▶ **Request**
Where a line of the material contains the string "JSON", copy that line.

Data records
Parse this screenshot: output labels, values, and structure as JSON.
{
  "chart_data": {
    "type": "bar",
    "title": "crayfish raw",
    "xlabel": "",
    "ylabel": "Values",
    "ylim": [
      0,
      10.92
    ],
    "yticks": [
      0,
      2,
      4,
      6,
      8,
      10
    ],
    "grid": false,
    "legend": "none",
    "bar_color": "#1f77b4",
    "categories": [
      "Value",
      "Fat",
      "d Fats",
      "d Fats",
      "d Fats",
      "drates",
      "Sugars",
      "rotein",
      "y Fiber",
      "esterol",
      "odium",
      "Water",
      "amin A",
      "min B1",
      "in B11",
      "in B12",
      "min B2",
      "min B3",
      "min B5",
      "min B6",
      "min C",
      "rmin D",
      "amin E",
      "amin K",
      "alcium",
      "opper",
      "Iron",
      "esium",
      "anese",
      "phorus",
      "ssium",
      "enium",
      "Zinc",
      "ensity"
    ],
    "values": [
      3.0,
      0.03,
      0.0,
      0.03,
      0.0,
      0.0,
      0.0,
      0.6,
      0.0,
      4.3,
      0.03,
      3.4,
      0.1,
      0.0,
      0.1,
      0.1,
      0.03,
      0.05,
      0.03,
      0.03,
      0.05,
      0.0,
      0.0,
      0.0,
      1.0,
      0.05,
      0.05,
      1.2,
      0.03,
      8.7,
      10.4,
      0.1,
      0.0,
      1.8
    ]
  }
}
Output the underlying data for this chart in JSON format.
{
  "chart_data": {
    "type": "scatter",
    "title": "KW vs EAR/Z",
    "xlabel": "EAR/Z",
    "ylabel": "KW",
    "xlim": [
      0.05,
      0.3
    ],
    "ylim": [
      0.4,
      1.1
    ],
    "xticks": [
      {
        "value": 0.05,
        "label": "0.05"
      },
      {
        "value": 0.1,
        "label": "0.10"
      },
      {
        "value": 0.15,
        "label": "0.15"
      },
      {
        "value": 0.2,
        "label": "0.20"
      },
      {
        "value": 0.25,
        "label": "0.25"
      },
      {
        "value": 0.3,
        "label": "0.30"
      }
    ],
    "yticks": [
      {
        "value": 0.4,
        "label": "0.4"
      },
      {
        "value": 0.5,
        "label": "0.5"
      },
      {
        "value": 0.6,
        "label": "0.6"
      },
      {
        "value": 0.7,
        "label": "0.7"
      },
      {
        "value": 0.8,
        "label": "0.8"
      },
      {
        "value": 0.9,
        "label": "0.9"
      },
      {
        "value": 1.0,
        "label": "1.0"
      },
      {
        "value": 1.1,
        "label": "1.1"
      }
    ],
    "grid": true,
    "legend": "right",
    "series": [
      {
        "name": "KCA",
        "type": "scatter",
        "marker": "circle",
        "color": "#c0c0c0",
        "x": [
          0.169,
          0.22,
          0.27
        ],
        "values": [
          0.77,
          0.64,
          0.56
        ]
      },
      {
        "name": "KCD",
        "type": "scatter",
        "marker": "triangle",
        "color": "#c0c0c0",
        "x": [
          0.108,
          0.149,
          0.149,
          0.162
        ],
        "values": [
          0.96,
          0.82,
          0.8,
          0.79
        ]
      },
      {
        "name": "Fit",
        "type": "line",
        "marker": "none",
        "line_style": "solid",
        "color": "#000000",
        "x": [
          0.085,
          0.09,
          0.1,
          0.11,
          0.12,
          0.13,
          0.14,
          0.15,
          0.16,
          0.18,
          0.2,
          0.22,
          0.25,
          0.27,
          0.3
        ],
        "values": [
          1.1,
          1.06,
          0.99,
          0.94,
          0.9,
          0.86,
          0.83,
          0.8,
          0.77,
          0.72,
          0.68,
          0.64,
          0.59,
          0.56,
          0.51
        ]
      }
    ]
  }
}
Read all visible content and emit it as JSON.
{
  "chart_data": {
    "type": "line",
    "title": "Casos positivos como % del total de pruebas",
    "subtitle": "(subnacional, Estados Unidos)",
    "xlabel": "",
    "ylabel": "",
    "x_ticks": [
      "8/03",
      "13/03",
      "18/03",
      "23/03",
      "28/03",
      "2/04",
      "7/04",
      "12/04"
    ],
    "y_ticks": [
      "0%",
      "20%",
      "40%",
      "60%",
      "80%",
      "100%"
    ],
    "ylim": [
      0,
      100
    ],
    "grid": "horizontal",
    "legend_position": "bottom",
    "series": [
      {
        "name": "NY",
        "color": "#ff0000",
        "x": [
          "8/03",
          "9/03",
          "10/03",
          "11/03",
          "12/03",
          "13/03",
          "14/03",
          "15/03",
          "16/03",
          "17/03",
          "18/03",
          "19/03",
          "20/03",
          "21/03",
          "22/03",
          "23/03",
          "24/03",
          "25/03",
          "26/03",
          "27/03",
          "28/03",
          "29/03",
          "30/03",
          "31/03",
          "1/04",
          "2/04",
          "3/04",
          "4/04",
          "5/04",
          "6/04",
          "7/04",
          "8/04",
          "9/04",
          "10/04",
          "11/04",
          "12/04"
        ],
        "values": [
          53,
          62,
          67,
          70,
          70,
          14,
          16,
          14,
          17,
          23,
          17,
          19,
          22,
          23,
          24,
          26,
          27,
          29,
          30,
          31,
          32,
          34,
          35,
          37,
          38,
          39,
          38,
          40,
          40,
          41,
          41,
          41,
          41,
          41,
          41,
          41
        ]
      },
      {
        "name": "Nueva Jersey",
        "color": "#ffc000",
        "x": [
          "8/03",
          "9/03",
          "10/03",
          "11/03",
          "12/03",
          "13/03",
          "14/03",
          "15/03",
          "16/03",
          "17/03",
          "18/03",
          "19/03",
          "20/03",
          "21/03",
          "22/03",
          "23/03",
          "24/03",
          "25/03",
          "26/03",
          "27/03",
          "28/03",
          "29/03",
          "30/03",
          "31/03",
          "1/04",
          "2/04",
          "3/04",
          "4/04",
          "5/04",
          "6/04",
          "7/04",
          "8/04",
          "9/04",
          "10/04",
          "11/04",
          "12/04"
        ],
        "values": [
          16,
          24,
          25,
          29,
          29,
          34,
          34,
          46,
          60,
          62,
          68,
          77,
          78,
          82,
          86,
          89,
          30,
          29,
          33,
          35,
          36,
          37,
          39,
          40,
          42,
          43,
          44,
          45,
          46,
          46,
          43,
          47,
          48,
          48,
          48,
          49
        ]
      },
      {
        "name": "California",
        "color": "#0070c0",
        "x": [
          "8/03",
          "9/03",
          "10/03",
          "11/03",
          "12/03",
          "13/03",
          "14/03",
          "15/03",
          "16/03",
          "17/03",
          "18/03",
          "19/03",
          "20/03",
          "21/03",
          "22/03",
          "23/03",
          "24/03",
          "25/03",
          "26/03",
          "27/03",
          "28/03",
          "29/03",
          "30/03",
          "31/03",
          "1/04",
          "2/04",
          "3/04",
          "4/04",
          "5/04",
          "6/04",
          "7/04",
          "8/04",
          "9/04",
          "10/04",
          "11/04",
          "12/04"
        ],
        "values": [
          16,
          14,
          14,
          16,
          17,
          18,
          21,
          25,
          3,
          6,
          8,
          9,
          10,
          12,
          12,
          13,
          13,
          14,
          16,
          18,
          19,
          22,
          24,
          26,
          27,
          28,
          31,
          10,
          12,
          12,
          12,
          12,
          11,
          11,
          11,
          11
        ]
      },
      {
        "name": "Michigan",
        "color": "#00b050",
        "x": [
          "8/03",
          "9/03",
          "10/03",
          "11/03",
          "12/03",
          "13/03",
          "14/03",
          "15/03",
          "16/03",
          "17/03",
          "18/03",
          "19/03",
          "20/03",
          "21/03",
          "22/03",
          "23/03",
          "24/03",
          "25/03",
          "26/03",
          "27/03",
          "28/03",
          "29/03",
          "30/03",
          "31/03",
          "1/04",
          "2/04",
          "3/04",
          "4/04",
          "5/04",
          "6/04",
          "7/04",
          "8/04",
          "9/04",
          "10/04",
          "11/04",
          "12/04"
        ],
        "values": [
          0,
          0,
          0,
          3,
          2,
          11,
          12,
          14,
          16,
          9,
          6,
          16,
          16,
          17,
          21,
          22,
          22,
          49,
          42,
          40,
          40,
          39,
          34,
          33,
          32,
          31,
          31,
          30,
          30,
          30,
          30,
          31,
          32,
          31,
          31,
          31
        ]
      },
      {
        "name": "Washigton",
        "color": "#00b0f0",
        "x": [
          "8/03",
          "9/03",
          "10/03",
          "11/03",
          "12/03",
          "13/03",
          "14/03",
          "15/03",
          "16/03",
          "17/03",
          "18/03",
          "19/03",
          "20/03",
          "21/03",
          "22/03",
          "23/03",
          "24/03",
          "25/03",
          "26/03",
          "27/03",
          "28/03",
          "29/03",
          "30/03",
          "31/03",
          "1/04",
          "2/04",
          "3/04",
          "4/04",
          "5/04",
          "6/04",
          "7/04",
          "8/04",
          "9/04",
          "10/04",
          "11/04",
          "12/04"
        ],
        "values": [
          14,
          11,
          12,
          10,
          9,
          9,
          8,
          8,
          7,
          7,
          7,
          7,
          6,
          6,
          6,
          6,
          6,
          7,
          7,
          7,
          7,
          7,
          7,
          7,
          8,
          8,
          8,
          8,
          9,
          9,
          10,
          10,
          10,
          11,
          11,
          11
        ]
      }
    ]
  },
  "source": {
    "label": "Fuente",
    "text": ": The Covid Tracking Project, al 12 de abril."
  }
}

▶ **Solution to this problem**
Parse this screenshot: output labels, values, and structure as JSON.
Output the underlying data for this chart in JSON format.
Read all visible content and emit it as JSON.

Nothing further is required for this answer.